» **Records provided**:
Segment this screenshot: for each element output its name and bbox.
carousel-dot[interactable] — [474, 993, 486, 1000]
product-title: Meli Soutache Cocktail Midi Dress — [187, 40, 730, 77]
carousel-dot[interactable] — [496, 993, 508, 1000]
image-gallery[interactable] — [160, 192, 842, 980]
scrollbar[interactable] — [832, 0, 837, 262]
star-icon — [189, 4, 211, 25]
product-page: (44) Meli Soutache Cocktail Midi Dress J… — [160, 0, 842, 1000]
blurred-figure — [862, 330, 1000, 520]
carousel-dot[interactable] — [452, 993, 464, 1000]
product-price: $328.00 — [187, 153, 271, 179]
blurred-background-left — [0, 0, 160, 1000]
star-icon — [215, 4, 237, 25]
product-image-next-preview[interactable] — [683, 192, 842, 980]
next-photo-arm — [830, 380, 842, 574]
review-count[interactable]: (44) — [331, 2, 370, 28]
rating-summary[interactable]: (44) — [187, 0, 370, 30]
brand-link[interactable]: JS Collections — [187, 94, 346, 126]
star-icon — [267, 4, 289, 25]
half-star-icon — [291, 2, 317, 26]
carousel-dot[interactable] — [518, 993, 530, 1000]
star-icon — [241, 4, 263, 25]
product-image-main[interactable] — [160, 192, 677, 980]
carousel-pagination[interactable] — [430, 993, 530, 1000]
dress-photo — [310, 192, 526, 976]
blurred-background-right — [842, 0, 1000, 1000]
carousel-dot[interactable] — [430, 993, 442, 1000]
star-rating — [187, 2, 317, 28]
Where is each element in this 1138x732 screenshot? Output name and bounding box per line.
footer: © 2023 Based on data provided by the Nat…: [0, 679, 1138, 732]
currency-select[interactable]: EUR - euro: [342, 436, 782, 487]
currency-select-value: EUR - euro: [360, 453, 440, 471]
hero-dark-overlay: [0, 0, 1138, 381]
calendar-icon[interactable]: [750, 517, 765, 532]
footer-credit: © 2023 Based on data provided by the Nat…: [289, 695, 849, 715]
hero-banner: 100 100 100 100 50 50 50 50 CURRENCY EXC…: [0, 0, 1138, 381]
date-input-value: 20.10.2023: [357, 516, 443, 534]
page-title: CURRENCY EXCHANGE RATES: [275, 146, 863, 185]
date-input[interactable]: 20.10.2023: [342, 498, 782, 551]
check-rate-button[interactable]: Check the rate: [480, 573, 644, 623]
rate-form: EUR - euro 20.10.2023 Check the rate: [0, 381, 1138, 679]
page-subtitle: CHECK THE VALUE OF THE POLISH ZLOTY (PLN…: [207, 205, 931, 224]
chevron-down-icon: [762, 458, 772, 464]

» **What is asked**:
Could you write out all the items above again, changing every "[interactable]" to "[clickable]" and leaving everything else as it is?

» **Solution**:
Segment this screenshot: for each element output its name and bbox.
carousel-dot[clickable] — [474, 993, 486, 1000]
product-title: Meli Soutache Cocktail Midi Dress — [187, 40, 730, 77]
carousel-dot[clickable] — [496, 993, 508, 1000]
image-gallery[clickable] — [160, 192, 842, 980]
scrollbar[clickable] — [832, 0, 837, 262]
star-icon — [189, 4, 211, 25]
product-page: (44) Meli Soutache Cocktail Midi Dress J… — [160, 0, 842, 1000]
blurred-figure — [862, 330, 1000, 520]
carousel-dot[clickable] — [452, 993, 464, 1000]
product-price: $328.00 — [187, 153, 271, 179]
blurred-background-left — [0, 0, 160, 1000]
star-icon — [215, 4, 237, 25]
product-image-next-preview[clickable] — [683, 192, 842, 980]
next-photo-arm — [830, 380, 842, 574]
review-count[clickable]: (44) — [331, 2, 370, 28]
rating-summary[clickable]: (44) — [187, 0, 370, 30]
brand-link[clickable]: JS Collections — [187, 94, 346, 126]
star-icon — [267, 4, 289, 25]
half-star-icon — [291, 2, 317, 26]
carousel-dot[clickable] — [518, 993, 530, 1000]
star-icon — [241, 4, 263, 25]
product-image-main[clickable] — [160, 192, 677, 980]
carousel-pagination[clickable] — [430, 993, 530, 1000]
dress-photo — [310, 192, 526, 976]
blurred-background-right — [842, 0, 1000, 1000]
carousel-dot[clickable] — [430, 993, 442, 1000]
star-rating — [187, 2, 317, 28]
Where is each element in this 1138x732 screenshot? Output name and bounding box per line.
footer: © 2023 Based on data provided by the Nat…: [0, 679, 1138, 732]
currency-select[clickable]: EUR - euro: [342, 436, 782, 487]
currency-select-value: EUR - euro: [360, 453, 440, 471]
hero-dark-overlay: [0, 0, 1138, 381]
calendar-icon[clickable]: [750, 517, 765, 532]
footer-credit: © 2023 Based on data provided by the Nat…: [289, 695, 849, 715]
hero-banner: 100 100 100 100 50 50 50 50 CURRENCY EXC…: [0, 0, 1138, 381]
date-input-value: 20.10.2023: [357, 516, 443, 534]
page-title: CURRENCY EXCHANGE RATES: [275, 146, 863, 185]
date-input[clickable]: 20.10.2023: [342, 498, 782, 551]
check-rate-button[clickable]: Check the rate: [480, 573, 644, 623]
rate-form: EUR - euro 20.10.2023 Check the rate: [0, 381, 1138, 679]
page-subtitle: CHECK THE VALUE OF THE POLISH ZLOTY (PLN…: [207, 205, 931, 224]
chevron-down-icon: [762, 458, 772, 464]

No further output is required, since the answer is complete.